▶ **COMPITO DA SVOLGERE**
Citi testualmente dal brano sulle granfondo la parte che si apre con le parole contenenti "Quelli fortissimi" e si chiude con "traffico della domenica?".

▶ **BRANO ESTRATTO**

E cosa si ha in cambio?
Altro punto dolente è questo. Tanti lettori hanno commentato sul trovarsi, comunque, a pedalare ben presto su strade col traffico aperto perché i primi, troppo forti rispetto alla media, sono fuggiti via. Chiedersi se ne valga la pena diventa ovvio. “Se devo pedalare come pedalo tutti i giorni, chi me lo fa fare?” si chiede più di qualcuno. “Così diventa solo una costosa scampagnata” fanno eco altri.
D’altra parte chi gestisce eventi con grandi numeri deve affrontare una complessità organizzativa che diventa inevitabilmente onerosa. Per una granfondo, ormai, si lavora tutto l’anno e gli eventi più importanti hanno dietro società create appositamente per organizzare tutto, nei tempi giusti.
Quelli fortissimi
C’è poco da fare, il confronto con i granfondisti più forti rischia di diventare frustrante. Se non lo è dal punto di vista fisico (dopotutto cosa vuoi dire a uno che ha tempo per allenarsi e il “motore” giusto?) lo diventa per quello pratico. Le granfondo si svolgono in regime di strade chiuse al traffico ma, inevitabilmente, queste devono essere riparte dopo un certo tempo dal passaggio dei primi. La differenza di passo spesso è tale che trovarsi a mezz’ora dal primo è cosa rapida. Tanto più se si è già partiti con grande distacco a causa della quantità di partecipanti.
Vale la pena, allora, spendere tanto per ritrovarsi presto da soli e in mezzo al traffico della domenica?
«Perché devo pagare tanto per garantire sicurezza solo ai primi?» si chiedono in tanti. E non si tratta solo di ciclisti che pedalano a venti all’ora.
Questo, ovviamente, al netto di altre considerazioni relative all’approccio troppo professionistico di chi si gioca la vittoria nelle granfondo. Un paradosso che spesso degenera in forzature di assistenze non autorizzate, ma tollerate, ed esaltazioni che riguarderebbero altre categorie e forse manco quelle.
Anche dare troppa attenzione ai primi inizia (finalmente) ad apparire come una forzatura alla maggioranza.

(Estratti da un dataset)

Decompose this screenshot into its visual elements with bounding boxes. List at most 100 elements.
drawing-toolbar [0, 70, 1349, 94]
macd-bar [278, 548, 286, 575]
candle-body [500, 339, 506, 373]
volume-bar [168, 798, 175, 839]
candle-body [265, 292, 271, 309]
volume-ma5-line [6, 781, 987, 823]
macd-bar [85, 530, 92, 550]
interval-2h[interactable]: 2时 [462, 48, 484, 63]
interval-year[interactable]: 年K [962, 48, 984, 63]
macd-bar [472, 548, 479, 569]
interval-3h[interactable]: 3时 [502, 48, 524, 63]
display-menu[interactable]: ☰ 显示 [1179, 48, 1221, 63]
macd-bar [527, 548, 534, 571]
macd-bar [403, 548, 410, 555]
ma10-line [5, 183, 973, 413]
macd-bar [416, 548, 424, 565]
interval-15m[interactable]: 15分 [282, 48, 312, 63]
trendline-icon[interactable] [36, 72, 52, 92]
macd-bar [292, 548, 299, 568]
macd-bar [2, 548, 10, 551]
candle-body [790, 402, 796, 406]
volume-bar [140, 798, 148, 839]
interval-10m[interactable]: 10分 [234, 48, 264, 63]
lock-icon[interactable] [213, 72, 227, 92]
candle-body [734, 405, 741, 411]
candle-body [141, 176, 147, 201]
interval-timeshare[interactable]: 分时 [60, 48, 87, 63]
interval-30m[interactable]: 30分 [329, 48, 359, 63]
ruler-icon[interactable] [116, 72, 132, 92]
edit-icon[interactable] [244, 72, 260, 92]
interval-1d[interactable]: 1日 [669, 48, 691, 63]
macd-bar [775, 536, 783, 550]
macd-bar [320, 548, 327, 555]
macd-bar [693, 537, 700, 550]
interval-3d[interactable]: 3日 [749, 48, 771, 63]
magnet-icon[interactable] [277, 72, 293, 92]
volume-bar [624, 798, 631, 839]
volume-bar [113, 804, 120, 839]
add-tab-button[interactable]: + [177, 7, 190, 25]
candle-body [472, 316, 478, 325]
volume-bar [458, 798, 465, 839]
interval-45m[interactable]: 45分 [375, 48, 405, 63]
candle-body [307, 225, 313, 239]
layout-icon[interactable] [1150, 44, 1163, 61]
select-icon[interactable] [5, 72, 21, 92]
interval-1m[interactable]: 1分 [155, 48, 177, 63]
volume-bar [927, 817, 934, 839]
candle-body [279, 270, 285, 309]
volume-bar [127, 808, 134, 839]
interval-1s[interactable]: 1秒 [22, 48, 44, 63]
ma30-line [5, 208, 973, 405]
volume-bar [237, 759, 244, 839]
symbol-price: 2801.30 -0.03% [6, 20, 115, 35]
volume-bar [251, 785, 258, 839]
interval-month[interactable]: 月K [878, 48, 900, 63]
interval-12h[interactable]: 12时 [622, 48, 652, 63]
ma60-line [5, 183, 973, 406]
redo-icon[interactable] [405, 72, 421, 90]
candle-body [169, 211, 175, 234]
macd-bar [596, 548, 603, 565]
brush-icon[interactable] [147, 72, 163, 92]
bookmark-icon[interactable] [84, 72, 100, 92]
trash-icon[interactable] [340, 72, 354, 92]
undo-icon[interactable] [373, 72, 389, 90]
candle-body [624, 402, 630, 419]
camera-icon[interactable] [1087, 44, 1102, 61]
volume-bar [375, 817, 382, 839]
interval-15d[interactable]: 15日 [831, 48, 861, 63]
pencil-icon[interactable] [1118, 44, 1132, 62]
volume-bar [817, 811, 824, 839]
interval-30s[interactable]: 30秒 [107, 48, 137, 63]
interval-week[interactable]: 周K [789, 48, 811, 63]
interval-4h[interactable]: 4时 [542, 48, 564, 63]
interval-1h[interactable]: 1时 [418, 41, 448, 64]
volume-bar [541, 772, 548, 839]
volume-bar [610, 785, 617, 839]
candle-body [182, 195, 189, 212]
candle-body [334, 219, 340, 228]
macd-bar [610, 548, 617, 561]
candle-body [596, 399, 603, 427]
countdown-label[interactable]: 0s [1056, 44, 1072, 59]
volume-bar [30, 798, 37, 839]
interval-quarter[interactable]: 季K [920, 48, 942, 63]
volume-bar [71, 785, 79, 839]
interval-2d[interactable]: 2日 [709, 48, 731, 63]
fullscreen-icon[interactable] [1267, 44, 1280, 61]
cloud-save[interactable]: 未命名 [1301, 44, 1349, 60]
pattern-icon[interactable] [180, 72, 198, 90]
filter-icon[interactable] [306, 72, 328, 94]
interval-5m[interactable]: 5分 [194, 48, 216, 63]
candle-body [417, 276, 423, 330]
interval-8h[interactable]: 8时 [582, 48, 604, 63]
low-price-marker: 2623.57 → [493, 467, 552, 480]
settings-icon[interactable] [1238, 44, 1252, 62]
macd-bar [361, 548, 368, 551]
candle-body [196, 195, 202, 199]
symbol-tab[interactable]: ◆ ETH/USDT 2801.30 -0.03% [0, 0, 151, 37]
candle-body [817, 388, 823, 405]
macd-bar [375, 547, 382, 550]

▶ **RISULTATO ESERCIZIO**
Quelli fortissimi
C’è poco da fare, il confronto con i granfondisti più forti rischia di diventare frustrante. Se non lo è dal punto di vista fisico (dopotutto cosa vuoi dire a uno che ha tempo per allenarsi e il “motore” giusto?) lo diventa per quello pratico. Le granfondo si svolgono in regime di strade chiuse al traffico ma, inevitabilmente, queste devono essere riparte dopo un certo tempo dal passaggio dei primi. La differenza di passo spesso è tale che trovarsi a mezz’ora dal primo è cosa rapida. Tanto più se si è già partiti con grande distacco a causa della quantità di partecipanti.
Vale la pena, allora, spendere tanto per ritrovarsi presto da soli e in mezzo al traffico della domenica?